**Work instructions**
Word for word, repeat the entries, minus the pictures.

**Material provided**

===

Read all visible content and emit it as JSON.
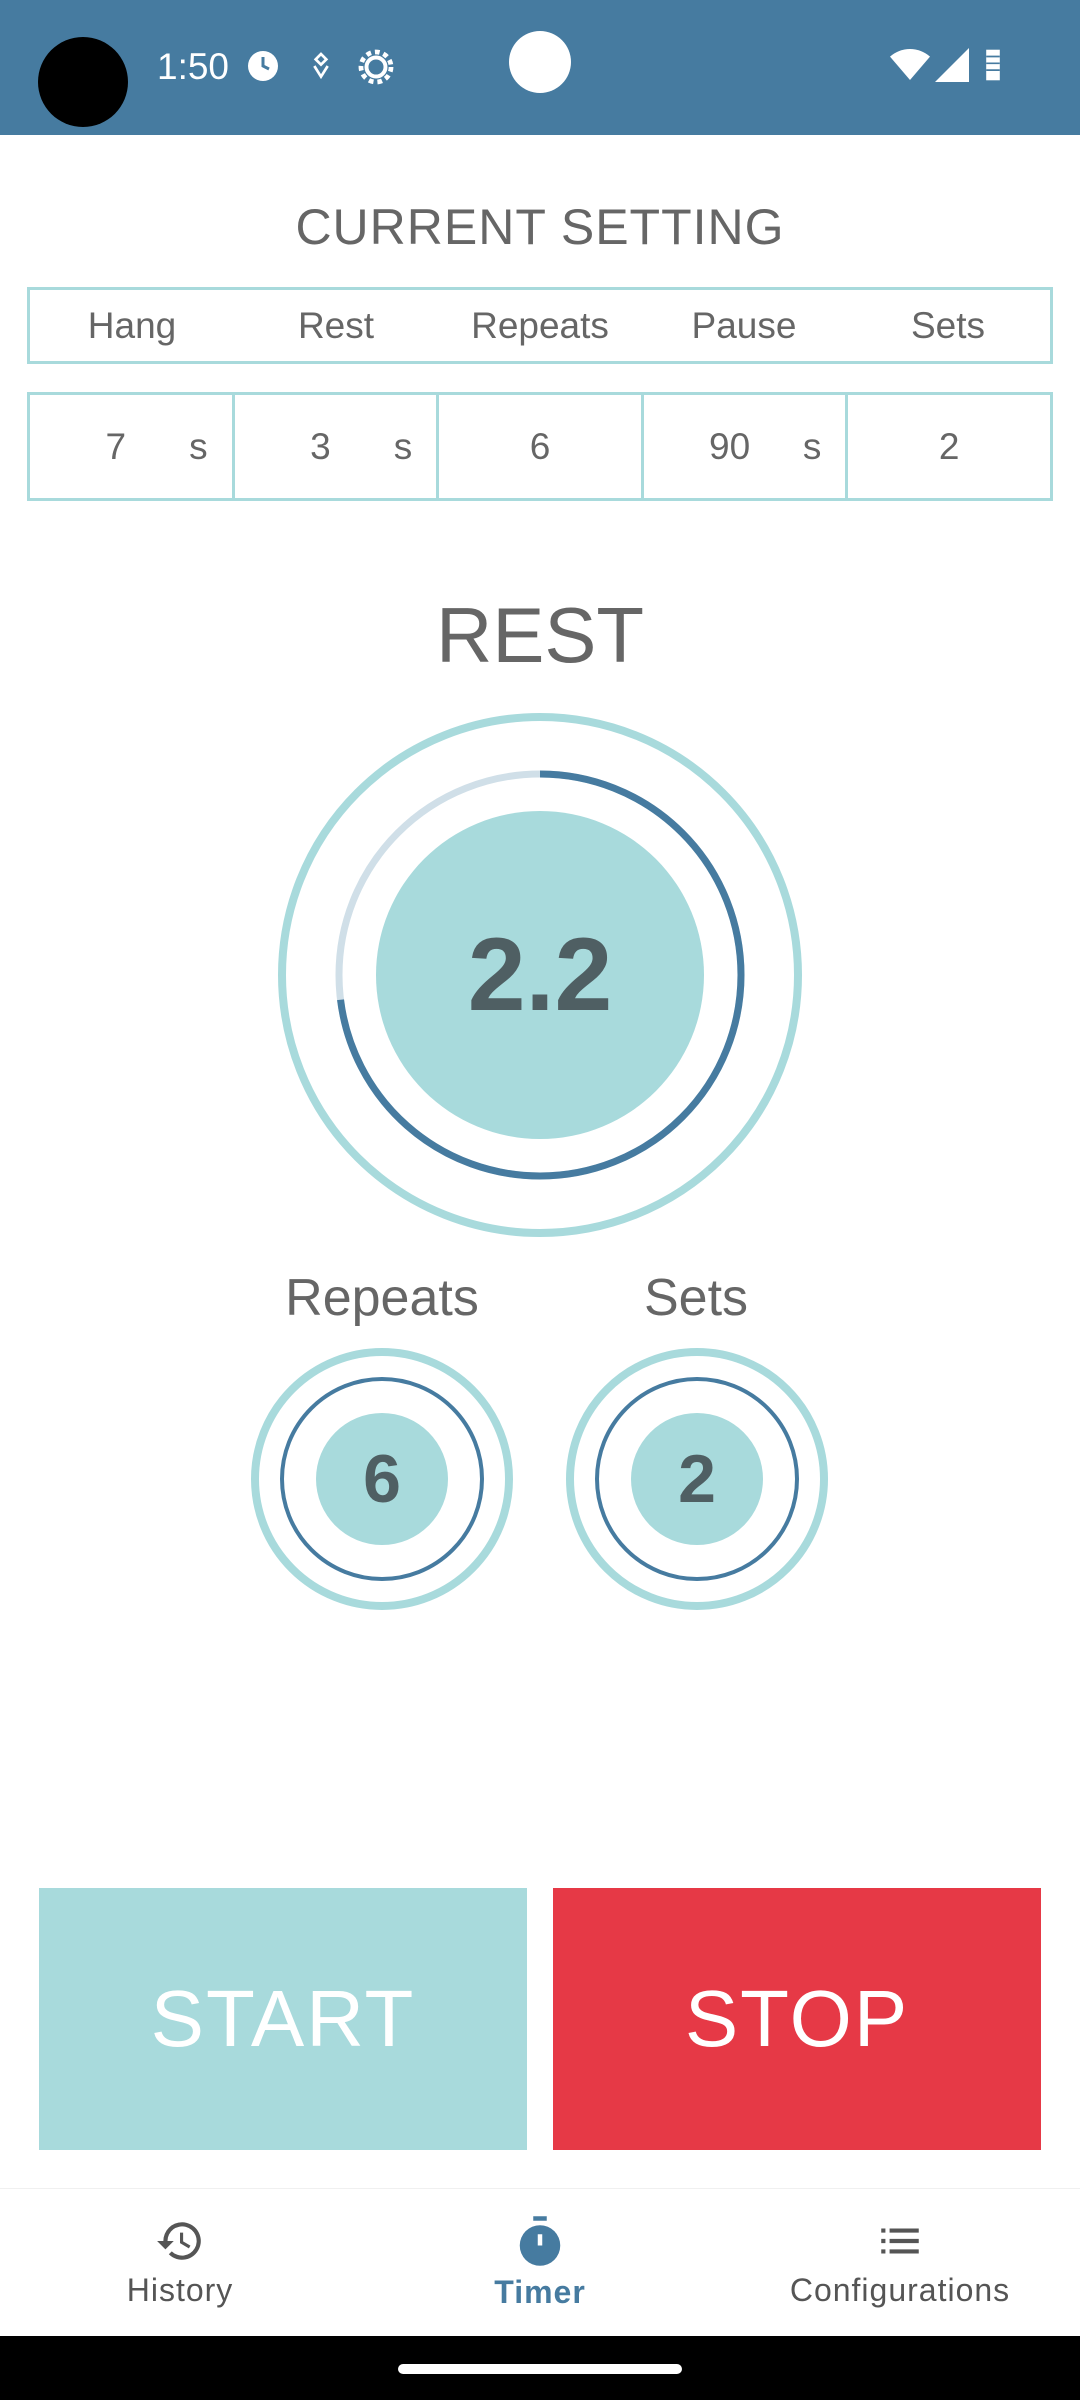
{
  "status_bar": {
    "time": "1:50",
    "icons": [
      "alarm-icon",
      "location-icon",
      "settings-gear-icon",
      "wifi-icon",
      "signal-icon",
      "battery-icon"
    ]
  },
  "current_setting": {
    "title": "CURRENT SETTING",
    "headers": [
      "Hang",
      "Rest",
      "Repeats",
      "Pause",
      "Sets"
    ],
    "values": [
      {
        "value": "7",
        "unit": "s"
      },
      {
        "value": "3",
        "unit": "s"
      },
      {
        "value": "6",
        "unit": ""
      },
      {
        "value": "90",
        "unit": "s"
      },
      {
        "value": "2",
        "unit": ""
      }
    ]
  },
  "timer": {
    "phase": "REST",
    "value": "2.2",
    "progress": 0.73,
    "colors": {
      "ring": "#a8dadc",
      "progress": "#467ba0",
      "track": "#d0dfe8",
      "core": "#a8dadc"
    }
  },
  "counters": {
    "repeats": {
      "label": "Repeats",
      "value": "6"
    },
    "sets": {
      "label": "Sets",
      "value": "2"
    }
  },
  "buttons": {
    "start": "START",
    "stop": "STOP",
    "colors": {
      "start": "#a8dadc",
      "stop": "#e63946"
    }
  },
  "nav": {
    "items": [
      {
        "label": "History",
        "icon": "history-icon"
      },
      {
        "label": "Timer",
        "icon": "stopwatch-icon"
      },
      {
        "label": "Configurations",
        "icon": "list-icon"
      }
    ],
    "active": "Timer"
  }
}
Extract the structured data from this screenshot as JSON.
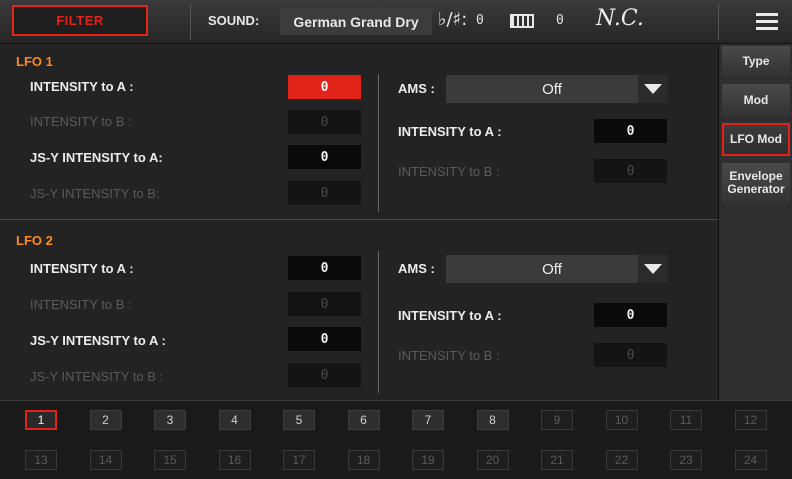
{
  "header": {
    "filter_label": "FILTER",
    "sound_label": "SOUND:",
    "sound_name": "German Grand Dry",
    "transpose_symbol": "♭/♯:",
    "transpose_value": "0",
    "octave_value": "0",
    "chord": "N.C.",
    "menu_icon": "hamburger-menu-icon",
    "keyboard_icon": "keyboard-icon"
  },
  "lfo1": {
    "title": "LFO 1",
    "left": [
      {
        "label": "INTENSITY to A :",
        "value": "0",
        "enabled": true,
        "selected": true
      },
      {
        "label": "INTENSITY to B :",
        "value": "0",
        "enabled": false
      },
      {
        "label": "JS-Y INTENSITY to A:",
        "value": "0",
        "enabled": true
      },
      {
        "label": "JS-Y INTENSITY to B:",
        "value": "0",
        "enabled": false
      }
    ],
    "ams_label": "AMS :",
    "ams_value": "Off",
    "right": [
      {
        "label": "INTENSITY to A :",
        "value": "0",
        "enabled": true
      },
      {
        "label": "INTENSITY to B :",
        "value": "0",
        "enabled": false
      }
    ]
  },
  "lfo2": {
    "title": "LFO 2",
    "left": [
      {
        "label": "INTENSITY to A :",
        "value": "0",
        "enabled": true
      },
      {
        "label": "INTENSITY to B :",
        "value": "0",
        "enabled": false
      },
      {
        "label": "JS-Y INTENSITY to A :",
        "value": "0",
        "enabled": true
      },
      {
        "label": "JS-Y INTENSITY to B :",
        "value": "0",
        "enabled": false
      }
    ],
    "ams_label": "AMS :",
    "ams_value": "Off",
    "right": [
      {
        "label": "INTENSITY to A :",
        "value": "0",
        "enabled": true
      },
      {
        "label": "INTENSITY to B :",
        "value": "0",
        "enabled": false
      }
    ]
  },
  "tabs": [
    {
      "label": "Type",
      "active": false
    },
    {
      "label": "Mod",
      "active": false
    },
    {
      "label": "LFO Mod",
      "active": true
    },
    {
      "label": "Envelope Generator",
      "active": false
    }
  ],
  "slots": [
    "1",
    "2",
    "3",
    "4",
    "5",
    "6",
    "7",
    "8",
    "9",
    "10",
    "11",
    "12",
    "13",
    "14",
    "15",
    "16",
    "17",
    "18",
    "19",
    "20",
    "21",
    "22",
    "23",
    "24"
  ],
  "active_slot": "1",
  "enabled_slots": [
    "1",
    "2",
    "3",
    "4",
    "5",
    "6",
    "7",
    "8"
  ],
  "colors": {
    "accent": "#e2231a",
    "section_title": "#ff8a1a"
  }
}
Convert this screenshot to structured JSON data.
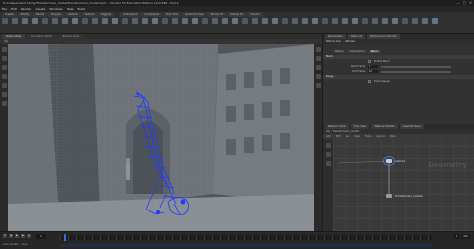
{
  "window": {
    "title": "E:/Independent Study/Transformers_model/Transformers_model.hiplc - Houdini FX Education Edition 19.0.498 - Py3.9",
    "controls": [
      "—",
      "□",
      "✕"
    ]
  },
  "menubar": {
    "items": [
      "File",
      "Edit",
      "Render",
      "Assets",
      "Windows",
      "Help",
      "Build"
    ]
  },
  "shelf": {
    "tabs": [
      "Create",
      "Modify",
      "Model",
      "Polygon",
      "Deform",
      "Texture",
      "Rigging",
      "Characters",
      "Constraints",
      "Hair Utils",
      "Guide Process",
      "Terrain FX",
      "Simple FX",
      "Volume"
    ],
    "icon_color": "#6a7c8f"
  },
  "viewport": {
    "tabs": [
      "Scene View",
      "Animation Editor",
      "Render View"
    ],
    "path_text": "obj",
    "view_label": "View"
  },
  "params": {
    "tabs": [
      "Parameters",
      "Take List",
      "Performance Monitor"
    ],
    "node_type": "Retime Sop",
    "node_name": "retime1",
    "subtabs": [
      "Retime",
      "Interpolation",
      "Blend"
    ],
    "section1": "Blend",
    "rows": [
      {
        "label": "Enable Blend",
        "value": ""
      },
      {
        "label": "Start Frame",
        "value": "1"
      },
      {
        "label": "End Frame",
        "value": "24"
      }
    ],
    "section2": "Range",
    "row3_label": "Frame Range"
  },
  "network": {
    "tabs": [
      "Network View",
      "Tree View",
      "Material Palette",
      "Asset Browser"
    ],
    "path": "obj › Transformers_model",
    "menu": [
      "Add",
      "Edit",
      "Go",
      "View",
      "Tools",
      "Layout",
      "Help"
    ],
    "watermark": "Geometry",
    "nodes": [
      {
        "label": "retime1",
        "color": "#9a9a9a"
      },
      {
        "label": "Transformers_model1",
        "color": "#9a9a9a"
      }
    ]
  },
  "timeline": {
    "current_frame": "1",
    "start": "1",
    "end": "240",
    "status": [
      "Auto Update",
      "Keys"
    ]
  },
  "colors": {
    "rig_blue": "#1e3cff",
    "accent": "#2f6fd6"
  }
}
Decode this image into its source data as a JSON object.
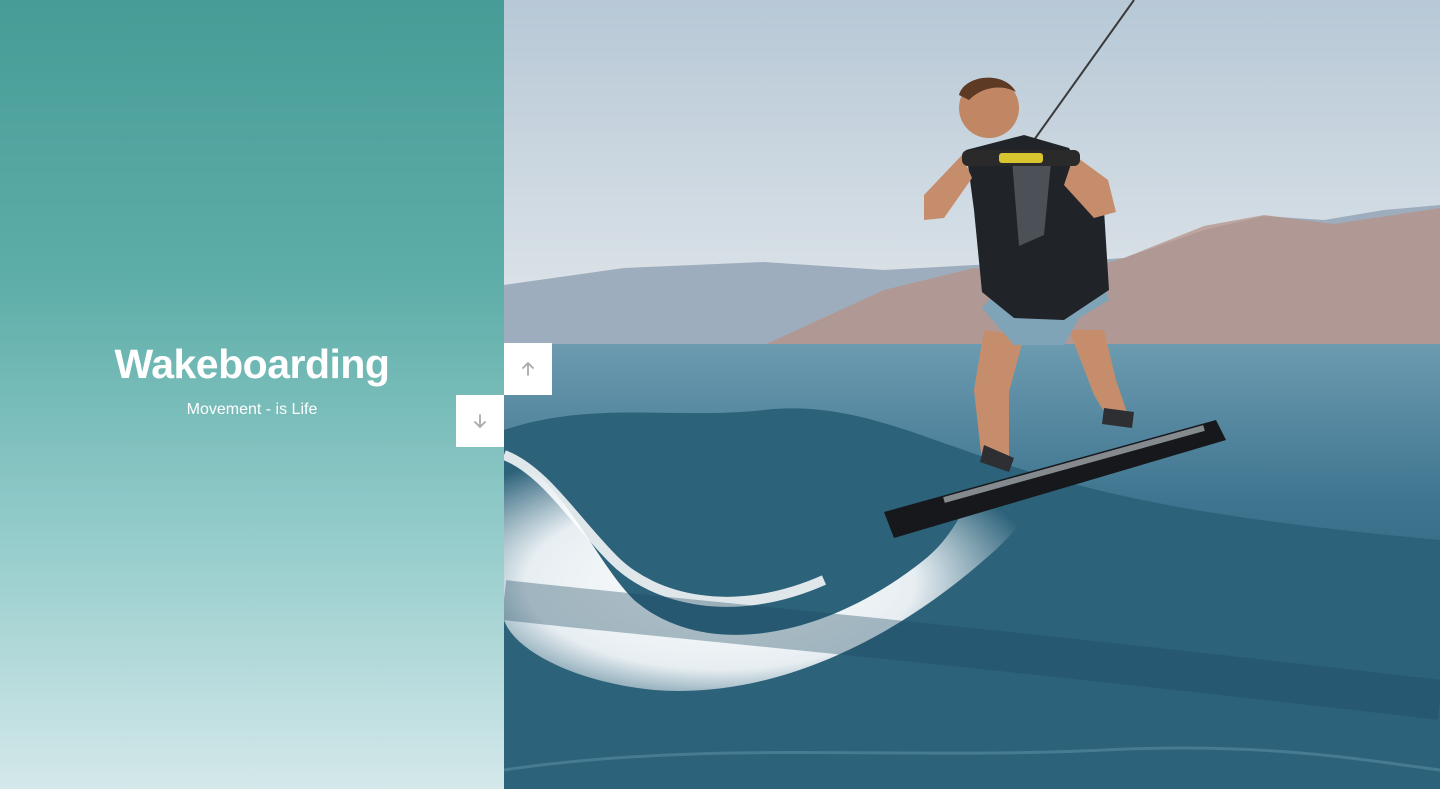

===

**The output**
Read all visible content and emit it as JSON.
{
  "status_bar": {
    "time": "1:50",
    "icons": [
      "alarm-icon",
      "location-icon",
      "settings-gear-icon",
      "wifi-icon",
      "signal-icon",
      "battery-icon"
    ]
  },
  "current_setting": {
    "title": "CURRENT SETTING",
    "headers": [
      "Hang",
      "Rest",
      "Repeats",
      "Pause",
      "Sets"
    ],
    "values": [
      {
        "value": "7",
        "unit": "s"
      },
      {
        "value": "3",
        "unit": "s"
      },
      {
        "value": "6",
        "unit": ""
      },
      {
        "value": "90",
        "unit": "s"
      },
      {
        "value": "2",
        "unit": ""
      }
    ]
  },
  "timer": {
    "phase": "REST",
    "value": "2.2",
    "progress": 0.73,
    "colors": {
      "ring": "#a8dadc",
      "progress": "#467ba0",
      "track": "#d0dfe8",
      "core": "#a8dadc"
    }
  },
  "counters": {
    "repeats": {
      "label": "Repeats",
      "value": "6"
    },
    "sets": {
      "label": "Sets",
      "value": "2"
    }
  },
  "buttons": {
    "start": "START",
    "stop": "STOP",
    "colors": {
      "start": "#a8dadc",
      "stop": "#e63946"
    }
  },
  "nav": {
    "items": [
      {
        "label": "History",
        "icon": "history-icon"
      },
      {
        "label": "Timer",
        "icon": "stopwatch-icon"
      },
      {
        "label": "Configurations",
        "icon": "list-icon"
      }
    ],
    "active": "Timer"
  }
}
Extract the structured data from this screenshot as JSON.
{
  "header": {
    "filter_label": "FILTER",
    "sound_label": "SOUND:",
    "sound_name": "German Grand Dry",
    "transpose_symbol": "♭/♯:",
    "transpose_value": "0",
    "octave_value": "0",
    "chord": "N.C.",
    "menu_icon": "hamburger-menu-icon",
    "keyboard_icon": "keyboard-icon"
  },
  "lfo1": {
    "title": "LFO 1",
    "left": [
      {
        "label": "INTENSITY to A :",
        "value": "0",
        "enabled": true,
        "selected": true
      },
      {
        "label": "INTENSITY to B :",
        "value": "0",
        "enabled": false
      },
      {
        "label": "JS-Y INTENSITY to A:",
        "value": "0",
        "enabled": true
      },
      {
        "label": "JS-Y INTENSITY to B:",
        "value": "0",
        "enabled": false
      }
    ],
    "ams_label": "AMS :",
    "ams_value": "Off",
    "right": [
      {
        "label": "INTENSITY to A :",
        "value": "0",
        "enabled": true
      },
      {
        "label": "INTENSITY to B :",
        "value": "0",
        "enabled": false
      }
    ]
  },
  "lfo2": {
    "title": "LFO 2",
    "left": [
      {
        "label": "INTENSITY to A :",
        "value": "0",
        "enabled": true
      },
      {
        "label": "INTENSITY to B :",
        "value": "0",
        "enabled": false
      },
      {
        "label": "JS-Y INTENSITY to A :",
        "value": "0",
        "enabled": true
      },
      {
        "label": "JS-Y INTENSITY to B :",
        "value": "0",
        "enabled": false
      }
    ],
    "ams_label": "AMS :",
    "ams_value": "Off",
    "right": [
      {
        "label": "INTENSITY to A :",
        "value": "0",
        "enabled": true
      },
      {
        "label": "INTENSITY to B :",
        "value": "0",
        "enabled": false
      }
    ]
  },
  "tabs": [
    {
      "label": "Type",
      "active": false
    },
    {
      "label": "Mod",
      "active": false
    },
    {
      "label": "LFO Mod",
      "active": true
    },
    {
      "label": "Envelope Generator",
      "active": false
    }
  ],
  "slots": [
    "1",
    "2",
    "3",
    "4",
    "5",
    "6",
    "7",
    "8",
    "9",
    "10",
    "11",
    "12",
    "13",
    "14",
    "15",
    "16",
    "17",
    "18",
    "19",
    "20",
    "21",
    "22",
    "23",
    "24"
  ],
  "active_slot": "1",
  "enabled_slots": [
    "1",
    "2",
    "3",
    "4",
    "5",
    "6",
    "7",
    "8"
  ],
  "colors": {
    "accent": "#e2231a",
    "section_title": "#ff8a1a"
  }
}
Convert this screenshot to structured JSON data.
{
  "window": {
    "title": "E:/Independent Study/Transformers_model/Transformers_model.hiplc - Houdini FX Education Edition 19.0.498 - Py3.9",
    "controls": [
      "—",
      "□",
      "✕"
    ]
  },
  "menubar": {
    "items": [
      "File",
      "Edit",
      "Render",
      "Assets",
      "Windows",
      "Help",
      "Build"
    ]
  },
  "shelf": {
    "tabs": [
      "Create",
      "Modify",
      "Model",
      "Polygon",
      "Deform",
      "Texture",
      "Rigging",
      "Characters",
      "Constraints",
      "Hair Utils",
      "Guide Process",
      "Terrain FX",
      "Simple FX",
      "Volume"
    ],
    "icon_color": "#6a7c8f"
  },
  "viewport": {
    "tabs": [
      "Scene View",
      "Animation Editor",
      "Render View"
    ],
    "path_text": "obj",
    "view_label": "View"
  },
  "params": {
    "tabs": [
      "Parameters",
      "Take List",
      "Performance Monitor"
    ],
    "node_type": "Retime Sop",
    "node_name": "retime1",
    "subtabs": [
      "Retime",
      "Interpolation",
      "Blend"
    ],
    "section1": "Blend",
    "rows": [
      {
        "label": "Enable Blend",
        "value": ""
      },
      {
        "label": "Start Frame",
        "value": "1"
      },
      {
        "label": "End Frame",
        "value": "24"
      }
    ],
    "section2": "Range",
    "row3_label": "Frame Range"
  },
  "network": {
    "tabs": [
      "Network View",
      "Tree View",
      "Material Palette",
      "Asset Browser"
    ],
    "path": "obj › Transformers_model",
    "menu": [
      "Add",
      "Edit",
      "Go",
      "View",
      "Tools",
      "Layout",
      "Help"
    ],
    "watermark": "Geometry",
    "nodes": [
      {
        "label": "retime1",
        "color": "#9a9a9a"
      },
      {
        "label": "Transformers_model1",
        "color": "#9a9a9a"
      }
    ]
  },
  "timeline": {
    "current_frame": "1",
    "start": "1",
    "end": "240",
    "status": [
      "Auto Update",
      "Keys"
    ]
  },
  "colors": {
    "rig_blue": "#1e3cff",
    "accent": "#2f6fd6"
  }
}
Decode this image into its source data as a JSON object.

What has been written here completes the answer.